Pictures stay out of your copy, but everything else in the records below must be repeated exactly.

Items listed in a dataset
## Begin
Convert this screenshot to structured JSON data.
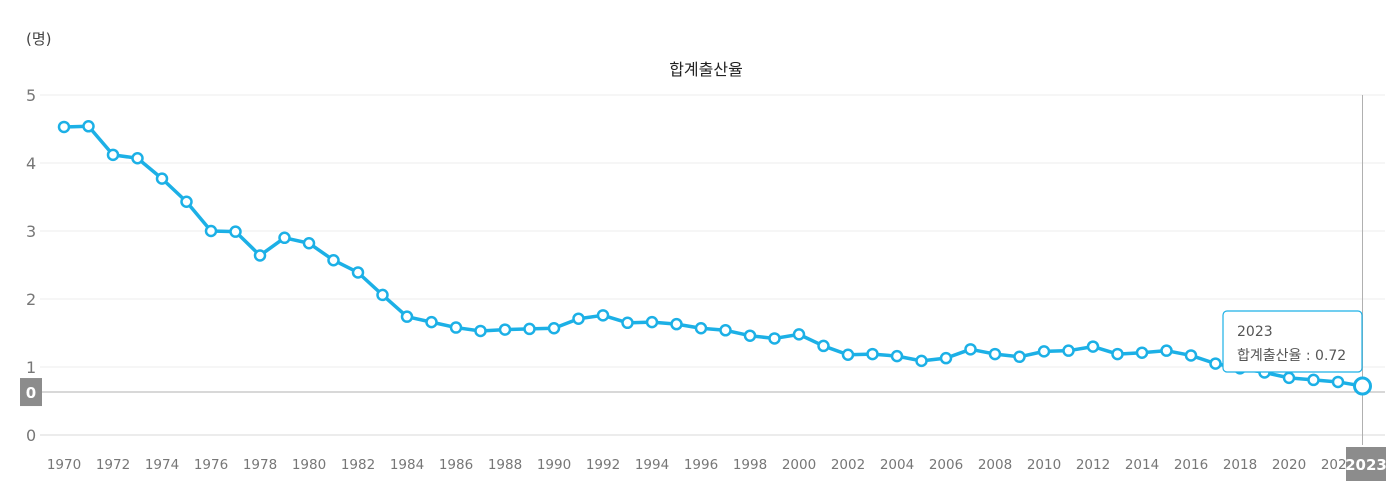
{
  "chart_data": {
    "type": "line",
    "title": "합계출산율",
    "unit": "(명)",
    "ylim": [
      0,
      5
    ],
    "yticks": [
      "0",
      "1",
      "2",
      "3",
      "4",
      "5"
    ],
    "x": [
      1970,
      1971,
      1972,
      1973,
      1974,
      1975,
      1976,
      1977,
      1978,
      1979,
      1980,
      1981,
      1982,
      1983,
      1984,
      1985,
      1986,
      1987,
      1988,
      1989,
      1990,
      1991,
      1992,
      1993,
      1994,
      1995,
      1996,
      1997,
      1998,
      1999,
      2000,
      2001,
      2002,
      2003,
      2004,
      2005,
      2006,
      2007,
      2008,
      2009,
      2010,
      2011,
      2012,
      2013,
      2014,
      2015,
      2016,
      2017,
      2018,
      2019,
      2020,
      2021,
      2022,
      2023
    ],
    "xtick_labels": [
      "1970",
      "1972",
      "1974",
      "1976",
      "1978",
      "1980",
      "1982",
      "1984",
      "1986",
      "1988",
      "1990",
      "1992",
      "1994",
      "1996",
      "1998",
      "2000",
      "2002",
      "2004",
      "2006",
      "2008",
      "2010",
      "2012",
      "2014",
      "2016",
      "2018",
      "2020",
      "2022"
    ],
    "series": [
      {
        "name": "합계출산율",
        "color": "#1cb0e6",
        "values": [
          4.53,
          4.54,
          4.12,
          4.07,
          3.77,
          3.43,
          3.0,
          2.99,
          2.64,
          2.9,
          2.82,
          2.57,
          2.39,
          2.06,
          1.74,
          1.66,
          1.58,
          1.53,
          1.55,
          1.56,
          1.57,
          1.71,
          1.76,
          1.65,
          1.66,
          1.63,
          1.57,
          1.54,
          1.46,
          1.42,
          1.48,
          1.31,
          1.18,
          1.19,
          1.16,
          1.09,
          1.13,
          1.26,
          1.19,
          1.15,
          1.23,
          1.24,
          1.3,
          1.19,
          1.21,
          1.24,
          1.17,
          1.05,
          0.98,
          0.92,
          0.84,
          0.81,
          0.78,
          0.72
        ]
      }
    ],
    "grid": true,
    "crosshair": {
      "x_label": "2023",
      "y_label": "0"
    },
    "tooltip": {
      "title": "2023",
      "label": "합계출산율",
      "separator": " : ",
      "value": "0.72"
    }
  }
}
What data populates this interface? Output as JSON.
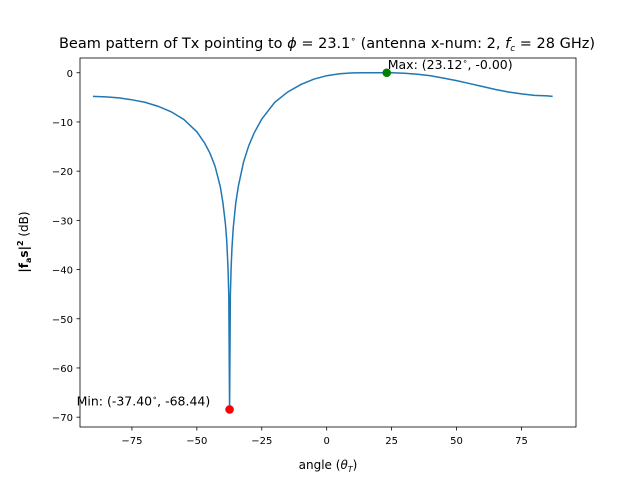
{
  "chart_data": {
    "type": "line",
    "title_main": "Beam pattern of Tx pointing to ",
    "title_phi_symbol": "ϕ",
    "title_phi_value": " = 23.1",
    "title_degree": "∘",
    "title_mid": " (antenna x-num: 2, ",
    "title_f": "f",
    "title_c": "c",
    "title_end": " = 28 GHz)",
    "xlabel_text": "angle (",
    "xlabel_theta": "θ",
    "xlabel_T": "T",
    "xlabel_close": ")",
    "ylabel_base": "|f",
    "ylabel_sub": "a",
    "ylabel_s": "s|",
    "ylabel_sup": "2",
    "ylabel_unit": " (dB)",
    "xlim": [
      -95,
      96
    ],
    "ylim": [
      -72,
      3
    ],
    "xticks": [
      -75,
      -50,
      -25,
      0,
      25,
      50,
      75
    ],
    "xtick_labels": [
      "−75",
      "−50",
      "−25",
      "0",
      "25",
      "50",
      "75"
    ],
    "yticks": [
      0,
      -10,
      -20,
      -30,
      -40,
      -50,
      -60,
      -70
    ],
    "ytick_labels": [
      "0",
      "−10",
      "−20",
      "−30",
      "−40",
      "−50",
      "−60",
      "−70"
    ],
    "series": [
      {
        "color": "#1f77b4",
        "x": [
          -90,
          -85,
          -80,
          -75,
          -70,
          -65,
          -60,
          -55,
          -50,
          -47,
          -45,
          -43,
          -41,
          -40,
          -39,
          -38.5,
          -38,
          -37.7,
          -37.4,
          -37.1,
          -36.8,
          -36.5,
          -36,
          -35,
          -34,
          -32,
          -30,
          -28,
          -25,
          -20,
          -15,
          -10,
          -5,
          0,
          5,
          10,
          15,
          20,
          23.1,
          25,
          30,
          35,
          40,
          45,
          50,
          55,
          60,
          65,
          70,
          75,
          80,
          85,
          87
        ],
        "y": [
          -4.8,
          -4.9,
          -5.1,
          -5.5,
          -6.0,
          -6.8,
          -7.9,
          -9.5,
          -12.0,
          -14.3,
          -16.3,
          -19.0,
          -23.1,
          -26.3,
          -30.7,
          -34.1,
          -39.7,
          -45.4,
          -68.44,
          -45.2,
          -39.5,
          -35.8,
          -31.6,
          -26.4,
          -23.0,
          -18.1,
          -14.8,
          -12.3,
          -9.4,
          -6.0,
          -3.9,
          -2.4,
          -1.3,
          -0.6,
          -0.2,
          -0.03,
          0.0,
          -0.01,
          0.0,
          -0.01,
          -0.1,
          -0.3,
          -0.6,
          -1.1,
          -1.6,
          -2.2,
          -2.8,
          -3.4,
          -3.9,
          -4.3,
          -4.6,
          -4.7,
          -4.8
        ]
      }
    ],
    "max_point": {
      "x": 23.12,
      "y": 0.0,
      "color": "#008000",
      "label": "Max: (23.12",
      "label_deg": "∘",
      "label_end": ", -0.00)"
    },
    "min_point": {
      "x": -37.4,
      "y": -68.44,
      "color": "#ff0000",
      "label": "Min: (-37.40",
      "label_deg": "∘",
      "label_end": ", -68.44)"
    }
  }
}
## End
◆ **ANSWER TO THIS EXERCISE**:
Convert this screenshot to structured JSON data.
{
  "chart_data": {
    "type": "line",
    "title": "합계출산율",
    "unit": "(명)",
    "ylim": [
      0,
      5
    ],
    "yticks": [
      "0",
      "1",
      "2",
      "3",
      "4",
      "5"
    ],
    "x": [
      1970,
      1971,
      1972,
      1973,
      1974,
      1975,
      1976,
      1977,
      1978,
      1979,
      1980,
      1981,
      1982,
      1983,
      1984,
      1985,
      1986,
      1987,
      1988,
      1989,
      1990,
      1991,
      1992,
      1993,
      1994,
      1995,
      1996,
      1997,
      1998,
      1999,
      2000,
      2001,
      2002,
      2003,
      2004,
      2005,
      2006,
      2007,
      2008,
      2009,
      2010,
      2011,
      2012,
      2013,
      2014,
      2015,
      2016,
      2017,
      2018,
      2019,
      2020,
      2021,
      2022,
      2023
    ],
    "xtick_labels": [
      "1970",
      "1972",
      "1974",
      "1976",
      "1978",
      "1980",
      "1982",
      "1984",
      "1986",
      "1988",
      "1990",
      "1992",
      "1994",
      "1996",
      "1998",
      "2000",
      "2002",
      "2004",
      "2006",
      "2008",
      "2010",
      "2012",
      "2014",
      "2016",
      "2018",
      "2020",
      "2022"
    ],
    "series": [
      {
        "name": "합계출산율",
        "color": "#1cb0e6",
        "values": [
          4.53,
          4.54,
          4.12,
          4.07,
          3.77,
          3.43,
          3.0,
          2.99,
          2.64,
          2.9,
          2.82,
          2.57,
          2.39,
          2.06,
          1.74,
          1.66,
          1.58,
          1.53,
          1.55,
          1.56,
          1.57,
          1.71,
          1.76,
          1.65,
          1.66,
          1.63,
          1.57,
          1.54,
          1.46,
          1.42,
          1.48,
          1.31,
          1.18,
          1.19,
          1.16,
          1.09,
          1.13,
          1.26,
          1.19,
          1.15,
          1.23,
          1.24,
          1.3,
          1.19,
          1.21,
          1.24,
          1.17,
          1.05,
          0.98,
          0.92,
          0.84,
          0.81,
          0.78,
          0.72
        ]
      }
    ],
    "grid": true,
    "crosshair": {
      "x_label": "2023",
      "y_label": "0"
    },
    "tooltip": {
      "title": "2023",
      "label": "합계출산율",
      "separator": " : ",
      "value": "0.72"
    }
  }
}
What data populates this interface? Output as JSON.
{
  "chart_data": {
    "type": "line",
    "title_main": "Beam pattern of Tx pointing to ",
    "title_phi_symbol": "ϕ",
    "title_phi_value": " = 23.1",
    "title_degree": "∘",
    "title_mid": " (antenna x-num: 2, ",
    "title_f": "f",
    "title_c": "c",
    "title_end": " = 28 GHz)",
    "xlabel_text": "angle (",
    "xlabel_theta": "θ",
    "xlabel_T": "T",
    "xlabel_close": ")",
    "ylabel_base": "|f",
    "ylabel_sub": "a",
    "ylabel_s": "s|",
    "ylabel_sup": "2",
    "ylabel_unit": " (dB)",
    "xlim": [
      -95,
      96
    ],
    "ylim": [
      -72,
      3
    ],
    "xticks": [
      -75,
      -50,
      -25,
      0,
      25,
      50,
      75
    ],
    "xtick_labels": [
      "−75",
      "−50",
      "−25",
      "0",
      "25",
      "50",
      "75"
    ],
    "yticks": [
      0,
      -10,
      -20,
      -30,
      -40,
      -50,
      -60,
      -70
    ],
    "ytick_labels": [
      "0",
      "−10",
      "−20",
      "−30",
      "−40",
      "−50",
      "−60",
      "−70"
    ],
    "series": [
      {
        "color": "#1f77b4",
        "x": [
          -90,
          -85,
          -80,
          -75,
          -70,
          -65,
          -60,
          -55,
          -50,
          -47,
          -45,
          -43,
          -41,
          -40,
          -39,
          -38.5,
          -38,
          -37.7,
          -37.4,
          -37.1,
          -36.8,
          -36.5,
          -36,
          -35,
          -34,
          -32,
          -30,
          -28,
          -25,
          -20,
          -15,
          -10,
          -5,
          0,
          5,
          10,
          15,
          20,
          23.1,
          25,
          30,
          35,
          40,
          45,
          50,
          55,
          60,
          65,
          70,
          75,
          80,
          85,
          87
        ],
        "y": [
          -4.8,
          -4.9,
          -5.1,
          -5.5,
          -6.0,
          -6.8,
          -7.9,
          -9.5,
          -12.0,
          -14.3,
          -16.3,
          -19.0,
          -23.1,
          -26.3,
          -30.7,
          -34.1,
          -39.7,
          -45.4,
          -68.44,
          -45.2,
          -39.5,
          -35.8,
          -31.6,
          -26.4,
          -23.0,
          -18.1,
          -14.8,
          -12.3,
          -9.4,
          -6.0,
          -3.9,
          -2.4,
          -1.3,
          -0.6,
          -0.2,
          -0.03,
          0.0,
          -0.01,
          0.0,
          -0.01,
          -0.1,
          -0.3,
          -0.6,
          -1.1,
          -1.6,
          -2.2,
          -2.8,
          -3.4,
          -3.9,
          -4.3,
          -4.6,
          -4.7,
          -4.8
        ]
      }
    ],
    "max_point": {
      "x": 23.12,
      "y": 0.0,
      "color": "#008000",
      "label": "Max: (23.12",
      "label_deg": "∘",
      "label_end": ", -0.00)"
    },
    "min_point": {
      "x": -37.4,
      "y": -68.44,
      "color": "#ff0000",
      "label": "Min: (-37.40",
      "label_deg": "∘",
      "label_end": ", -68.44)"
    }
  }
}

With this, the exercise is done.